(Collected data)
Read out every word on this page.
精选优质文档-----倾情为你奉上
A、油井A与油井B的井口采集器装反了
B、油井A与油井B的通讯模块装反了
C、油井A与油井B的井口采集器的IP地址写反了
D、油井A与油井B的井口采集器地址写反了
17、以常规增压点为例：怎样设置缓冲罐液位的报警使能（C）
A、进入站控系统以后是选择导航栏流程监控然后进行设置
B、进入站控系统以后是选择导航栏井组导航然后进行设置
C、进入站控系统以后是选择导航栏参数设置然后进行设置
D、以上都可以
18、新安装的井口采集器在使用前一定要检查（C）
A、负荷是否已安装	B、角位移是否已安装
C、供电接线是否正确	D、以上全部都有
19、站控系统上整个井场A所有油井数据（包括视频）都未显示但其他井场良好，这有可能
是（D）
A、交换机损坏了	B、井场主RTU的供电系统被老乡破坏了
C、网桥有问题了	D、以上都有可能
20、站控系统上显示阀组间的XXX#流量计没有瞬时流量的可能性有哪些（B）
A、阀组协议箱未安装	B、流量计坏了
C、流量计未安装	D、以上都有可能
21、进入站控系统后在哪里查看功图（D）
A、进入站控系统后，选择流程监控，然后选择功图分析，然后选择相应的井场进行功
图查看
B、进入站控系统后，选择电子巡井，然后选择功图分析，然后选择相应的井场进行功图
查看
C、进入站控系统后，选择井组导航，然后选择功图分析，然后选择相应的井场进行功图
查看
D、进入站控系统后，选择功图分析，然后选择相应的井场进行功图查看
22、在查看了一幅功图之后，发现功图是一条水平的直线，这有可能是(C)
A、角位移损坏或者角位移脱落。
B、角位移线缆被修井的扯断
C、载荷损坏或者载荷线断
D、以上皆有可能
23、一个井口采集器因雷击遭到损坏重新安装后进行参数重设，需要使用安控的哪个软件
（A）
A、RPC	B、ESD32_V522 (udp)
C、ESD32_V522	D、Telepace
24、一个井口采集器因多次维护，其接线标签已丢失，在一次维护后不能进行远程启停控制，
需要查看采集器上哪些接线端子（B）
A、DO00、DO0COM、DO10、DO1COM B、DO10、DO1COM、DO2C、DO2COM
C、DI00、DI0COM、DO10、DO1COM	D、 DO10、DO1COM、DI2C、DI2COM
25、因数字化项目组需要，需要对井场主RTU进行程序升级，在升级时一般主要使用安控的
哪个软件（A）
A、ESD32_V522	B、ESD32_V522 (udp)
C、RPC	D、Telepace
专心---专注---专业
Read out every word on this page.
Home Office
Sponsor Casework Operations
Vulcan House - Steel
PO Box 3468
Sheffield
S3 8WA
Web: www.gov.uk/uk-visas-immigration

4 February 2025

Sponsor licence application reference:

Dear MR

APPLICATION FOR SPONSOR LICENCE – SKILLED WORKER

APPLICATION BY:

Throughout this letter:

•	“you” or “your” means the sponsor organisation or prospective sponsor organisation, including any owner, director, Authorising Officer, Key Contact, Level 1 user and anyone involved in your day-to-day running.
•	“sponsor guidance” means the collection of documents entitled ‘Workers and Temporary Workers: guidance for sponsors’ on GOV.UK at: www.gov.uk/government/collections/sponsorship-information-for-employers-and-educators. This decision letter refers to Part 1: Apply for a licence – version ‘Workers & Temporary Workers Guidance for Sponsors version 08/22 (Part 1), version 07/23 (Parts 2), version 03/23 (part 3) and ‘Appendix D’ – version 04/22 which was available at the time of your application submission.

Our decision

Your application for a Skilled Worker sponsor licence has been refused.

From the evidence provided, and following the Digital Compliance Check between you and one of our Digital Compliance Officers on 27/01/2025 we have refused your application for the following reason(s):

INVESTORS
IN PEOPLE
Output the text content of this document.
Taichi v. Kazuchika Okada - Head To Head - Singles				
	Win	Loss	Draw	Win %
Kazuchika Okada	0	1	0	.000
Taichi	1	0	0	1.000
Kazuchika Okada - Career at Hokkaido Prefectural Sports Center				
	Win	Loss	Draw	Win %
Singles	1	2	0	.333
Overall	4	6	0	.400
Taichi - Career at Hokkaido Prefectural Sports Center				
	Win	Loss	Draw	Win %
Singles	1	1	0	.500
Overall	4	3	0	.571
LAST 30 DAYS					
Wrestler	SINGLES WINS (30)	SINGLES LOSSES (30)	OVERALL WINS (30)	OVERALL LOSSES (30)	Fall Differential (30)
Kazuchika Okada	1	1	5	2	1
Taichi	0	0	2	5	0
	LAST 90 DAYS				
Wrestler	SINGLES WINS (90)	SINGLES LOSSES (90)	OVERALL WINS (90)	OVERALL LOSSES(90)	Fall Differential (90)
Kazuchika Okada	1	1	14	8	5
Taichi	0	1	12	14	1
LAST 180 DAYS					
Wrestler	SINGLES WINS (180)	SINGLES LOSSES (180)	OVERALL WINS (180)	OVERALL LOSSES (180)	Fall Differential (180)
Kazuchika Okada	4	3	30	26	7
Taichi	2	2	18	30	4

* [WHAT THE EXERCISE ASKS] Copy every record exactly, with nothing added or dropped.

* [WRITTEN SOLUTION]
Read out every word on this page.
精选优质文档-----倾情为你奉上
A、油井A与油井B的井口采集器装反了
B、油井A与油井B的通讯模块装反了
C、油井A与油井B的井口采集器的IP地址写反了
D、油井A与油井B的井口采集器地址写反了
17、以常规增压点为例：怎样设置缓冲罐液位的报警使能（C）
A、进入站控系统以后是选择导航栏流程监控然后进行设置
B、进入站控系统以后是选择导航栏井组导航然后进行设置
C、进入站控系统以后是选择导航栏参数设置然后进行设置
D、以上都可以
18、新安装的井口采集器在使用前一定要检查（C）
A、负荷是否已安装	B、角位移是否已安装
C、供电接线是否正确	D、以上全部都有
19、站控系统上整个井场A所有油井数据（包括视频）都未显示但其他井场良好，这有可能
是（D）
A、交换机损坏了	B、井场主RTU的供电系统被老乡破坏了
C、网桥有问题了	D、以上都有可能
20、站控系统上显示阀组间的XXX#流量计没有瞬时流量的可能性有哪些（B）
A、阀组协议箱未安装	B、流量计坏了
C、流量计未安装	D、以上都有可能
21、进入站控系统后在哪里查看功图（D）
A、进入站控系统后，选择流程监控，然后选择功图分析，然后选择相应的井场进行功
图查看
B、进入站控系统后，选择电子巡井，然后选择功图分析，然后选择相应的井场进行功图
查看
C、进入站控系统后，选择井组导航，然后选择功图分析，然后选择相应的井场进行功图
查看
D、进入站控系统后，选择功图分析，然后选择相应的井场进行功图查看
22、在查看了一幅功图之后，发现功图是一条水平的直线，这有可能是(C)
A、角位移损坏或者角位移脱落。
B、角位移线缆被修井的扯断
C、载荷损坏或者载荷线断
D、以上皆有可能
23、一个井口采集器因雷击遭到损坏重新安装后进行参数重设，需要使用安控的哪个软件
（A）
A、RPC	B、ESD32_V522 (udp)
C、ESD32_V522	D、Telepace
24、一个井口采集器因多次维护，其接线标签已丢失，在一次维护后不能进行远程启停控制，
需要查看采集器上哪些接线端子（B）
A、DO00、DO0COM、DO10、DO1COM B、DO10、DO1COM、DO2C、DO2COM
C、DI00、DI0COM、DO10、DO1COM	D、 DO10、DO1COM、DI2C、DI2COM
25、因数字化项目组需要，需要对井场主RTU进行程序升级，在升级时一般主要使用安控的
哪个软件（A）
A、ESD32_V522	B、ESD32_V522 (udp)
C、RPC	D、Telepace
专心---专注---专业
Read out every word on this page.
Home Office
Sponsor Casework Operations
Vulcan House - Steel
PO Box 3468
Sheffield
S3 8WA
Web: www.gov.uk/uk-visas-immigration

4 February 2025

Sponsor licence application reference:

Dear MR

APPLICATION FOR SPONSOR LICENCE – SKILLED WORKER

APPLICATION BY:

Throughout this letter:

•	“you” or “your” means the sponsor organisation or prospective sponsor organisation, including any owner, director, Authorising Officer, Key Contact, Level 1 user and anyone involved in your day-to-day running.
•	“sponsor guidance” means the collection of documents entitled ‘Workers and Temporary Workers: guidance for sponsors’ on GOV.UK at: www.gov.uk/government/collections/sponsorship-information-for-employers-and-educators. This decision letter refers to Part 1: Apply for a licence – version ‘Workers & Temporary Workers Guidance for Sponsors version 08/22 (Part 1), version 07/23 (Parts 2), version 03/23 (part 3) and ‘Appendix D’ – version 04/22 which was available at the time of your application submission.

Our decision

Your application for a Skilled Worker sponsor licence has been refused.

From the evidence provided, and following the Digital Compliance Check between you and one of our Digital Compliance Officers on 27/01/2025 we have refused your application for the following reason(s):

INVESTORS
IN PEOPLE
Output the text content of this document.
Taichi v. Kazuchika Okada - Head To Head - Singles				
	Win	Loss	Draw	Win %
Kazuchika Okada	0	1	0	.000
Taichi	1	0	0	1.000
Kazuchika Okada - Career at Hokkaido Prefectural Sports Center				
	Win	Loss	Draw	Win %
Singles	1	2	0	.333
Overall	4	6	0	.400
Taichi - Career at Hokkaido Prefectural Sports Center				
	Win	Loss	Draw	Win %
Singles	1	1	0	.500
Overall	4	3	0	.571
LAST 30 DAYS					
Wrestler	SINGLES WINS (30)	SINGLES LOSSES (30)	OVERALL WINS (30)	OVERALL LOSSES (30)	Fall Differential (30)
Kazuchika Okada	1	1	5	2	1
Taichi	0	0	2	5	0
	LAST 90 DAYS				
Wrestler	SINGLES WINS (90)	SINGLES LOSSES (90)	OVERALL WINS (90)	OVERALL LOSSES(90)	Fall Differential (90)
Kazuchika Okada	1	1	14	8	5
Taichi	0	1	12	14	1
LAST 180 DAYS					
Wrestler	SINGLES WINS (180)	SINGLES LOSSES (180)	OVERALL WINS (180)	OVERALL LOSSES (180)	Fall Differential (180)
Kazuchika Okada	4	3	30	26	7
Taichi	2	2	18	30	4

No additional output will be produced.